**Set exercise**
Wherever "must" appears in a line, list that line.

# start of Given information

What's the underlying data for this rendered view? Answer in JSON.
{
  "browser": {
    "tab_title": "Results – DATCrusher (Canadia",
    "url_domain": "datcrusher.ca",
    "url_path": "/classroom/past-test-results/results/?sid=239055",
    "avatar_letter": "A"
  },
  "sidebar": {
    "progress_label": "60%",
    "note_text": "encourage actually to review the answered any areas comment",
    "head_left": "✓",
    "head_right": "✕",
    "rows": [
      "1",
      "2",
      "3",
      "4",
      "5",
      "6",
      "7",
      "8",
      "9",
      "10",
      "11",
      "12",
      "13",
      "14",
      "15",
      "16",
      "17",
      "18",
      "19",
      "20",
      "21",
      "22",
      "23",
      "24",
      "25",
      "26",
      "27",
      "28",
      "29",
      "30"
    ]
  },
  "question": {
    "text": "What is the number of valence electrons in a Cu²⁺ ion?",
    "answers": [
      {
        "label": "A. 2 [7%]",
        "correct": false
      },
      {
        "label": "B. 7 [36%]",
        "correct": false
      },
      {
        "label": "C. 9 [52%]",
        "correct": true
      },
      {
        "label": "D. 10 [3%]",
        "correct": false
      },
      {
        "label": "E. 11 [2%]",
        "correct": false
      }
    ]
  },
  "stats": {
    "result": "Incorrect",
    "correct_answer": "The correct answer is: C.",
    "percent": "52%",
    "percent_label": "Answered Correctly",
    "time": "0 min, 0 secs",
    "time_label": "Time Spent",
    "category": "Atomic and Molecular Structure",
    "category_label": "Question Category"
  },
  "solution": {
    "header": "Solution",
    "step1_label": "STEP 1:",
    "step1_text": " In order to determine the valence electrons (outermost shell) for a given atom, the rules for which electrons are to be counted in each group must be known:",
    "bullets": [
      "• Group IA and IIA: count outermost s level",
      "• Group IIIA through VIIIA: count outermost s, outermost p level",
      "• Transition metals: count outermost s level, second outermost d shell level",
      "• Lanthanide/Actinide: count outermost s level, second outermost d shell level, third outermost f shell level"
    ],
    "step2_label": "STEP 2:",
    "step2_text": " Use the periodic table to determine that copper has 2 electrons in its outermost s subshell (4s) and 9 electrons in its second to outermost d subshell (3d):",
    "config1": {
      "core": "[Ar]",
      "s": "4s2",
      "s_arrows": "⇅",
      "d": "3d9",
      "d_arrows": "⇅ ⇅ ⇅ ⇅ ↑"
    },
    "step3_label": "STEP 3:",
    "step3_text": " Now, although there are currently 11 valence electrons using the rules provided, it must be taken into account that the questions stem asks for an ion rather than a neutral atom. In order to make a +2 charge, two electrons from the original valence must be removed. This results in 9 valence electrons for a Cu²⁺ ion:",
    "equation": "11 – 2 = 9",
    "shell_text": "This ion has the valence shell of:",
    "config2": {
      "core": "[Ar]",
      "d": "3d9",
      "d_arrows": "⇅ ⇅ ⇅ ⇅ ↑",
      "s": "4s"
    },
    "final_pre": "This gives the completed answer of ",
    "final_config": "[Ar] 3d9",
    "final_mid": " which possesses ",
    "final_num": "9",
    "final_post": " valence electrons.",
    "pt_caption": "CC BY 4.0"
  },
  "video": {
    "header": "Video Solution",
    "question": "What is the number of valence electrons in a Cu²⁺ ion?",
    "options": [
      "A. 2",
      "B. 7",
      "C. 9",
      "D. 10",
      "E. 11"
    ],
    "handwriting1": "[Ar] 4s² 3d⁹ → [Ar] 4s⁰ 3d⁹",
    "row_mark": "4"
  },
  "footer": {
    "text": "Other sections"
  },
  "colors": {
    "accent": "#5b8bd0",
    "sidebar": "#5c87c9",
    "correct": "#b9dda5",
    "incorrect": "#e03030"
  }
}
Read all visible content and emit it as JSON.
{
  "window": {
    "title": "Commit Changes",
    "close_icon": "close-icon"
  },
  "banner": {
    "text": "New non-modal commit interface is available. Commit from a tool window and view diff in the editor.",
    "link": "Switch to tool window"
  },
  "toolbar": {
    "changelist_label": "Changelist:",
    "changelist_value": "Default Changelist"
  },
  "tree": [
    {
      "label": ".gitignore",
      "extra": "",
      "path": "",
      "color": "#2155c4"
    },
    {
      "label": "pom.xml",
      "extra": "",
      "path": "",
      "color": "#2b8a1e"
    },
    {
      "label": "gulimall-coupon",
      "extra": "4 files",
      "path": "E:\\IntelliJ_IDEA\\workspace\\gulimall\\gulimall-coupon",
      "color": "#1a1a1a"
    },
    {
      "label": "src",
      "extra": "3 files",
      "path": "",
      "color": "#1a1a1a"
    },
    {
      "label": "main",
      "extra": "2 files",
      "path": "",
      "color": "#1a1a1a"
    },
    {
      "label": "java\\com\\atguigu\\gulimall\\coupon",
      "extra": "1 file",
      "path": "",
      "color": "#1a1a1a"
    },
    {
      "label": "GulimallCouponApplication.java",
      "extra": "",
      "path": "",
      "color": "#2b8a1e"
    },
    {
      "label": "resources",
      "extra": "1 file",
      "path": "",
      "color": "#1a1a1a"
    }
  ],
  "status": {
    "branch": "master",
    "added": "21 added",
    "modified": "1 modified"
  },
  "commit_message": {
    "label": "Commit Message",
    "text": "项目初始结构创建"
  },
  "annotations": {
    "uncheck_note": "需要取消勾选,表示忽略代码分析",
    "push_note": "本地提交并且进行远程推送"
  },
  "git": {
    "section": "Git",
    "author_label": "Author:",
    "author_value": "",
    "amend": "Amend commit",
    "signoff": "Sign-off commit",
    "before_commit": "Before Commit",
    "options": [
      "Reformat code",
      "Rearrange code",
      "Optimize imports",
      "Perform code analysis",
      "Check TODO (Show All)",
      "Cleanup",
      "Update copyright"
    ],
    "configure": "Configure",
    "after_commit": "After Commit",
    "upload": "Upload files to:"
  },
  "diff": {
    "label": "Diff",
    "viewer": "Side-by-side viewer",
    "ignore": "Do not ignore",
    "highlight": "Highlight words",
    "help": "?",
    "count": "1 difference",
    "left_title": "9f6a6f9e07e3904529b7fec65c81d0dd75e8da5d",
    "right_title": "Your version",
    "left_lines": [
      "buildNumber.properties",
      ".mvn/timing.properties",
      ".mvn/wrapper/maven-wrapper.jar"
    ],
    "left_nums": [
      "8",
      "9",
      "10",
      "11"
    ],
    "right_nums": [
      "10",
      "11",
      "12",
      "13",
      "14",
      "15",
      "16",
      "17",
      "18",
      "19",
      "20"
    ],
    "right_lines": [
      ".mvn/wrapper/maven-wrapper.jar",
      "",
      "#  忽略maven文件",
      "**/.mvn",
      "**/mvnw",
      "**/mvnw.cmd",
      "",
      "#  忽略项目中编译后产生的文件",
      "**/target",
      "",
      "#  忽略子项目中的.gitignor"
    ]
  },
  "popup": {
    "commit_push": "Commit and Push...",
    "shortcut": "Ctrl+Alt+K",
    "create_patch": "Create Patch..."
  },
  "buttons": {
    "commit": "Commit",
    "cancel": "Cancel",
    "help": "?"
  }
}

# end of Given information

**Output**
    "step1_text": " In order to determine the valence electrons (outermost shell) for a given atom, the rules for which electrons are to be counted in each group must be known:",
    "step3_text": " Now, although there are currently 11 valence electrons using the rules provided, it must be taken into account that the questions stem asks for an ion rather than a neutral atom. In order to make a +2 charge, two electrons from the original valence must be removed. This results in 9 valence electrons for a Cu²⁺ ion:",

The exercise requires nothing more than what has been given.